Exercise details:
Repeat the lines of the data exactly and exclude any picture among them.

Images of document pages with text:
──────────────────────────────

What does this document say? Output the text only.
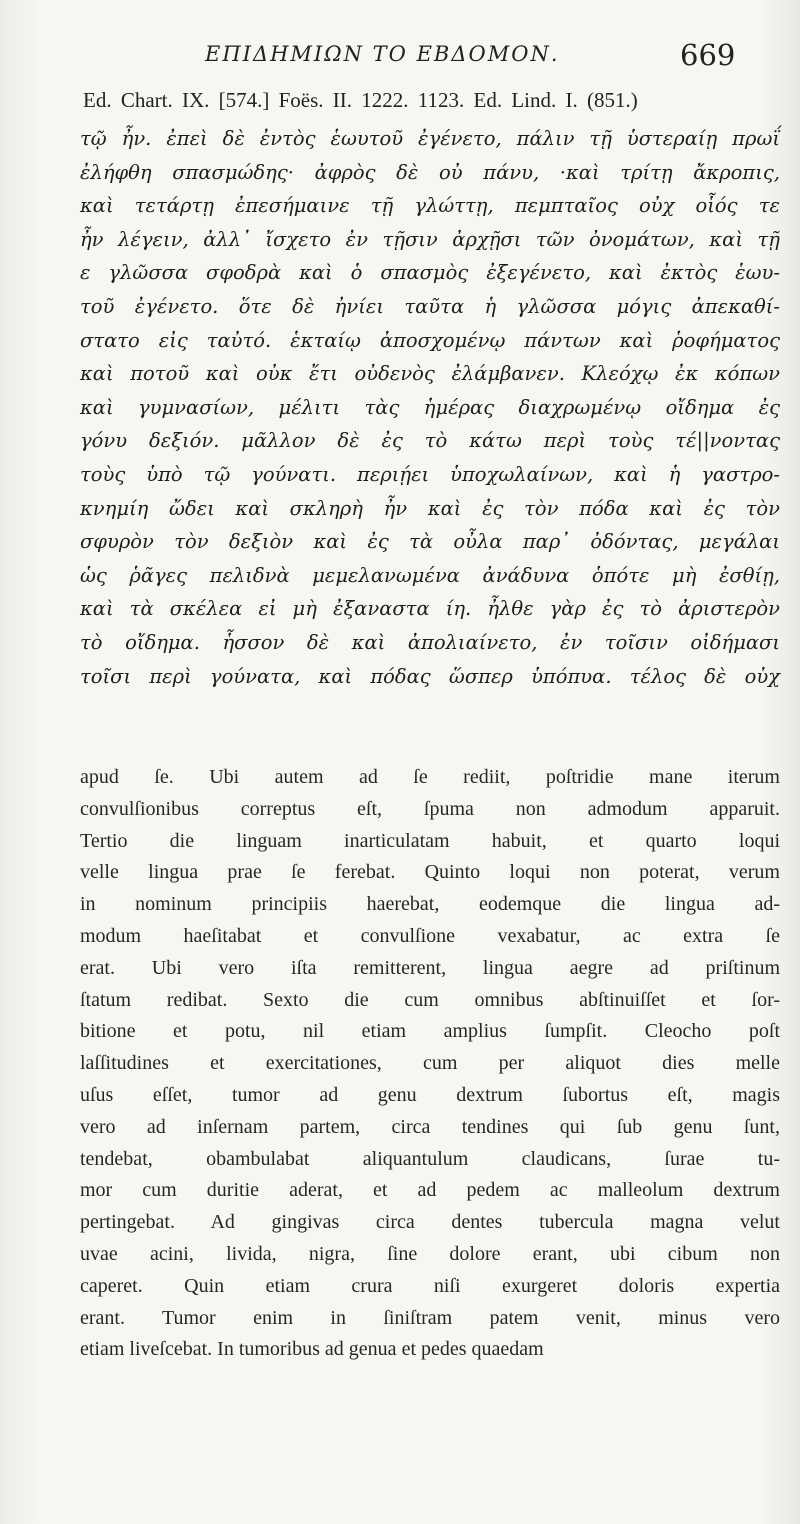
ΕΠΙΔΗΜΙΩΝ ΤΟ ΕΒΔΟΜΟΝ.	669
Ed. Chart. IX. [574.] Foës. II. 1222. 1123. Ed. Lind. I. (851.)
τῷ ἦν. ἐπεὶ δὲ ἐντὸς ἑωυτοῦ ἐγένετο, πάλιν τῇ ὑστεραίῃ πρωΐ
ἐλήφθη σπασμώδης· ἀφρὸς δὲ οὐ πάνυ, ·καὶ τρίτῃ ἄκροπις,
καὶ τετάρτῃ ἐπεσήμαινε τῇ γλώττῃ, πεμπταῖος οὐχ οἷός τε
ἦν λέγειν, ἀλλ᾽ ἴσχετο ἐν τῇσιν ἀρχῇσι τῶν ὀνομάτων, καὶ τῇ
ε γλῶσσα σφοδρὰ καὶ ὁ σπασμὸς ἐξεγένετο, καὶ ἐκτὸς ἑωυ-
τοῦ ἐγένετο. ὅτε δὲ ἠνίει ταῦτα ἡ γλῶσσα μόγις ἀπεκαθί-
στατο εἰς ταὐτό. ἑκταίῳ ἀποσχομένῳ πάντων καὶ ῥοφήματος
καὶ ποτοῦ καὶ οὐκ ἔτι οὐδενὸς ἐλάμβανεν. Κλεόχῳ ἐκ κόπων
καὶ γυμνασίων, μέλιτι τὰς ἡμέρας διαχρωμένῳ οἴδημα ἐς
γόνυ δεξιόν. μᾶλλον δὲ ἐς τὸ κάτω περὶ τοὺς τέ||νοντας
τοὺς ὑπὸ τῷ γούνατι. περιῄει ὑποχωλαίνων, καὶ ἡ γαστρο-
κνημίη ὤδει καὶ σκληρὴ ἦν καὶ ἐς τὸν πόδα καὶ ἐς τὸν
σφυρὸν τὸν δεξιὸν καὶ ἐς τὰ οὖλα παρ᾽ ὀδόντας, μεγάλαι
ὡς ῥᾶγες πελιδνὰ μεμελανωμένα ἀνάδυνα ὁπότε μὴ ἐσθίῃ,
καὶ τὰ σκέλεα εἰ μὴ ἐξαναστα ίη. ἦλθε γὰρ ἐς τὸ ἀριστερὸν
τὸ οἴδημα. ἧσσον δὲ καὶ ἀπολιαίνετο, ἐν τοῖσιν οἰδήμασι
τοῖσι περὶ γούνατα, καὶ πόδας ὥσπερ ὑπόπυα. τέλος δὲ οὐχ
apud ſe. Ubi autem ad ſe rediit, poſtridie mane iterum
convulſionibus correptus eſt, ſpuma non admodum apparuit.
Tertio die linguam inarticulatam habuit, et quarto loqui
velle lingua prae ſe ferebat. Quinto loqui non poterat, verum
in nominum principiis haerebat, eodemque die lingua ad-
modum haeſitabat et convulſione vexabatur, ac extra ſe
erat. Ubi vero iſta remitterent, lingua aegre ad priſtinum
ſtatum redibat. Sexto die cum omnibus abſtinuiſſet et ſor-
bitione et potu, nil etiam amplius ſumpſit. Cleocho poſt
laſſitudines et exercitationes, cum per aliquot dies melle
uſus eſſet, tumor ad genu dextrum ſubortus eſt, magis
vero ad inſernam partem, circa tendines qui ſub genu ſunt,
tendebat, obambulabat aliquantulum claudicans, ſurae tu-
mor cum duritie aderat, et ad pedem ac malleolum dextrum
pertingebat. Ad gingivas circa dentes tubercula magna velut
uvae acini, livida, nigra, ſine dolore erant, ubi cibum non
caperet. Quin etiam crura niſi exurgeret doloris expertia
erant. Tumor enim in ſiniſtram patem venit, minus vero
etiam liveſcebat. In tumoribus ad genua et pedes quaedam
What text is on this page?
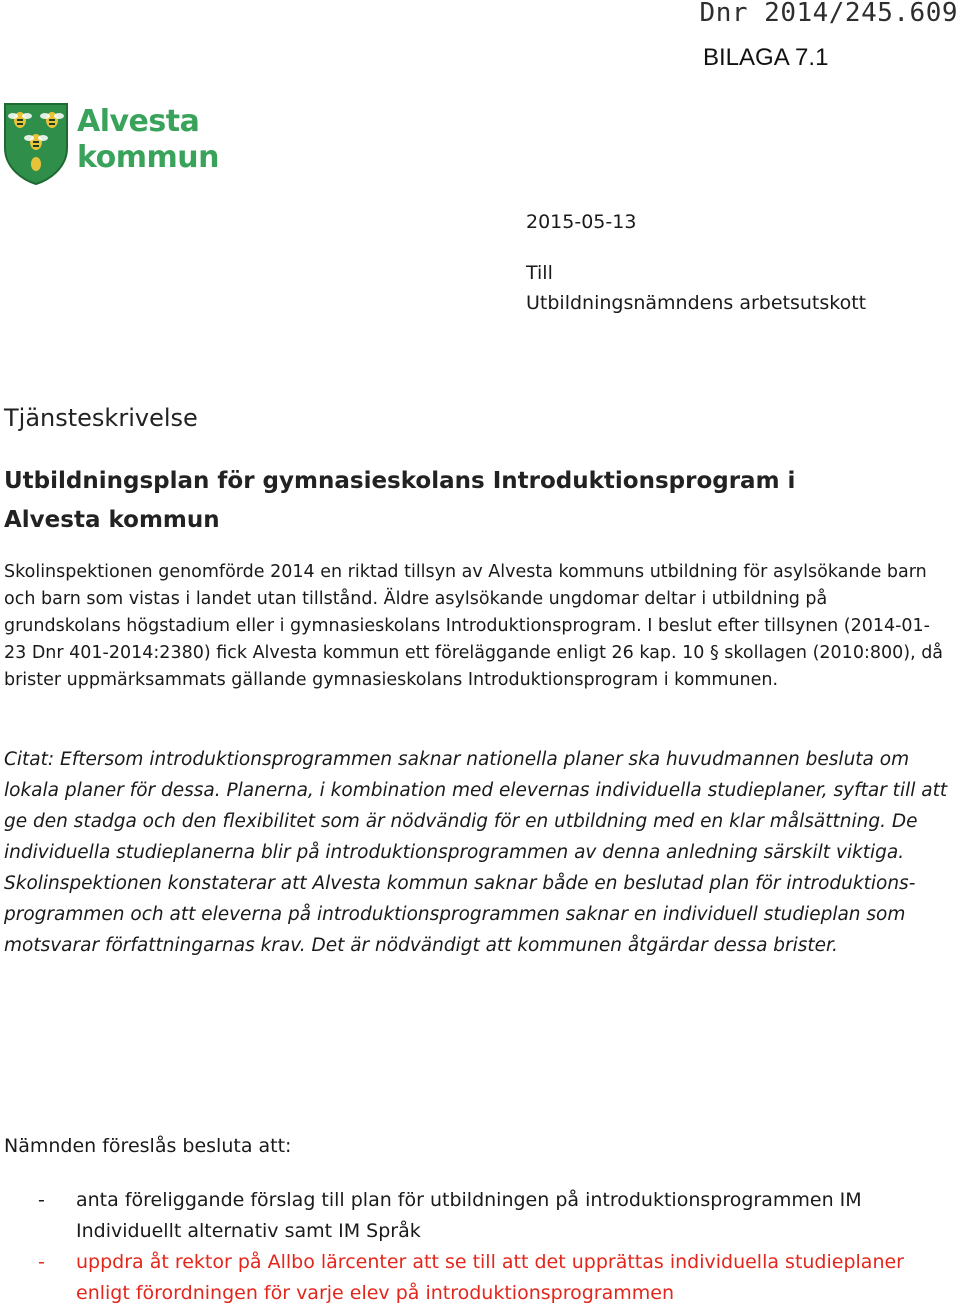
Dnr 2014/245.609
BILAGA 7.1
Alvesta
kommun
2015-05-13
Till
Utbildningsnämndens arbetsutskott
Tjänsteskrivelse
Utbildningsplan för gymnasieskolans Introduktionsprogram i Alvesta kommun
Skolinspektionen genomförde 2014 en riktad tillsyn av Alvesta kommuns utbildning för asylsökande barn och barn som vistas i landet utan tillstånd. Äldre asylsökande ungdomar deltar i utbildning på grundskolans högstadium eller i gymnasieskolans Introduktionsprogram. I beslut efter tillsynen (2014-01-23 Dnr 401-2014:2380) fick Alvesta kommun ett föreläggande enligt 26 kap. 10 § skollagen (2010:800), då brister uppmärksammats gällande gymnasieskolans Introduktionsprogram i kommunen.
Citat: Eftersom introduktionsprogrammen saknar nationella planer ska huvudmannen besluta om lokala planer för dessa. Planerna, i kombination med elevernas individuella studieplaner, syftar till att ge den stadga och den flexibilitet som är nödvändig för en utbildning med en klar målsättning. De individuella studieplanerna blir på introduktionsprogrammen av denna anledning särskilt viktiga. Skolinspektionen konstaterar att Alvesta kommun saknar både en beslutad plan för introduktions-programmen och att eleverna på introduktionsprogrammen saknar en individuell studieplan som motsvarar författningarnas krav. Det är nödvändigt att kommunen åtgärdar dessa brister.
Nämnden föreslås besluta att:
- anta föreliggande förslag till plan för utbildningen på introduktionsprogrammen IM Individuellt alternativ samt IM Språk
- uppdra åt rektor på Allbo lärcenter att se till att det upprättas individuella studieplaner enligt förordningen för varje elev på introduktionsprogrammen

──────────────────────────────

Task output:
What does this document say? Output the text only.
ΕΠΙΔΗΜΙΩΝ ΤΟ ΕΒΔΟΜΟΝ.	669
Ed. Chart. IX. [574.] Foës. II. 1222. 1123. Ed. Lind. I. (851.)
τῷ ἦν. ἐπεὶ δὲ ἐντὸς ἑωυτοῦ ἐγένετο, πάλιν τῇ ὑστεραίῃ πρωΐ
ἐλήφθη σπασμώδης· ἀφρὸς δὲ οὐ πάνυ, ·καὶ τρίτῃ ἄκροπις,
καὶ τετάρτῃ ἐπεσήμαινε τῇ γλώττῃ, πεμπταῖος οὐχ οἷός τε
ἦν λέγειν, ἀλλ᾽ ἴσχετο ἐν τῇσιν ἀρχῇσι τῶν ὀνομάτων, καὶ τῇ
ε γλῶσσα σφοδρὰ καὶ ὁ σπασμὸς ἐξεγένετο, καὶ ἐκτὸς ἑωυ-
τοῦ ἐγένετο. ὅτε δὲ ἠνίει ταῦτα ἡ γλῶσσα μόγις ἀπεκαθί-
στατο εἰς ταὐτό. ἑκταίῳ ἀποσχομένῳ πάντων καὶ ῥοφήματος
καὶ ποτοῦ καὶ οὐκ ἔτι οὐδενὸς ἐλάμβανεν. Κλεόχῳ ἐκ κόπων
καὶ γυμνασίων, μέλιτι τὰς ἡμέρας διαχρωμένῳ οἴδημα ἐς
γόνυ δεξιόν. μᾶλλον δὲ ἐς τὸ κάτω περὶ τοὺς τέ||νοντας
τοὺς ὑπὸ τῷ γούνατι. περιῄει ὑποχωλαίνων, καὶ ἡ γαστρο-
κνημίη ὤδει καὶ σκληρὴ ἦν καὶ ἐς τὸν πόδα καὶ ἐς τὸν
σφυρὸν τὸν δεξιὸν καὶ ἐς τὰ οὖλα παρ᾽ ὀδόντας, μεγάλαι
ὡς ῥᾶγες πελιδνὰ μεμελανωμένα ἀνάδυνα ὁπότε μὴ ἐσθίῃ,
καὶ τὰ σκέλεα εἰ μὴ ἐξαναστα ίη. ἦλθε γὰρ ἐς τὸ ἀριστερὸν
τὸ οἴδημα. ἧσσον δὲ καὶ ἀπολιαίνετο, ἐν τοῖσιν οἰδήμασι
τοῖσι περὶ γούνατα, καὶ πόδας ὥσπερ ὑπόπυα. τέλος δὲ οὐχ
apud ſe. Ubi autem ad ſe rediit, poſtridie mane iterum
convulſionibus correptus eſt, ſpuma non admodum apparuit.
Tertio die linguam inarticulatam habuit, et quarto loqui
velle lingua prae ſe ferebat. Quinto loqui non poterat, verum
in nominum principiis haerebat, eodemque die lingua ad-
modum haeſitabat et convulſione vexabatur, ac extra ſe
erat. Ubi vero iſta remitterent, lingua aegre ad priſtinum
ſtatum redibat. Sexto die cum omnibus abſtinuiſſet et ſor-
bitione et potu, nil etiam amplius ſumpſit. Cleocho poſt
laſſitudines et exercitationes, cum per aliquot dies melle
uſus eſſet, tumor ad genu dextrum ſubortus eſt, magis
vero ad inſernam partem, circa tendines qui ſub genu ſunt,
tendebat, obambulabat aliquantulum claudicans, ſurae tu-
mor cum duritie aderat, et ad pedem ac malleolum dextrum
pertingebat. Ad gingivas circa dentes tubercula magna velut
uvae acini, livida, nigra, ſine dolore erant, ubi cibum non
caperet. Quin etiam crura niſi exurgeret doloris expertia
erant. Tumor enim in ſiniſtram patem venit, minus vero
etiam liveſcebat. In tumoribus ad genua et pedes quaedam
What text is on this page?
Dnr 2014/245.609
BILAGA 7.1
Alvesta
kommun
2015-05-13
Till
Utbildningsnämndens arbetsutskott
Tjänsteskrivelse
Utbildningsplan för gymnasieskolans Introduktionsprogram i Alvesta kommun
Skolinspektionen genomförde 2014 en riktad tillsyn av Alvesta kommuns utbildning för asylsökande barn och barn som vistas i landet utan tillstånd. Äldre asylsökande ungdomar deltar i utbildning på grundskolans högstadium eller i gymnasieskolans Introduktionsprogram. I beslut efter tillsynen (2014-01-23 Dnr 401-2014:2380) fick Alvesta kommun ett föreläggande enligt 26 kap. 10 § skollagen (2010:800), då brister uppmärksammats gällande gymnasieskolans Introduktionsprogram i kommunen.
Citat: Eftersom introduktionsprogrammen saknar nationella planer ska huvudmannen besluta om lokala planer för dessa. Planerna, i kombination med elevernas individuella studieplaner, syftar till att ge den stadga och den flexibilitet som är nödvändig för en utbildning med en klar målsättning. De individuella studieplanerna blir på introduktionsprogrammen av denna anledning särskilt viktiga. Skolinspektionen konstaterar att Alvesta kommun saknar både en beslutad plan för introduktions-programmen och att eleverna på introduktionsprogrammen saknar en individuell studieplan som motsvarar författningarnas krav. Det är nödvändigt att kommunen åtgärdar dessa brister.
Nämnden föreslås besluta att:
- anta föreliggande förslag till plan för utbildningen på introduktionsprogrammen IM Individuellt alternativ samt IM Språk
- uppdra åt rektor på Allbo lärcenter att se till att det upprättas individuella studieplaner enligt förordningen för varje elev på introduktionsprogrammen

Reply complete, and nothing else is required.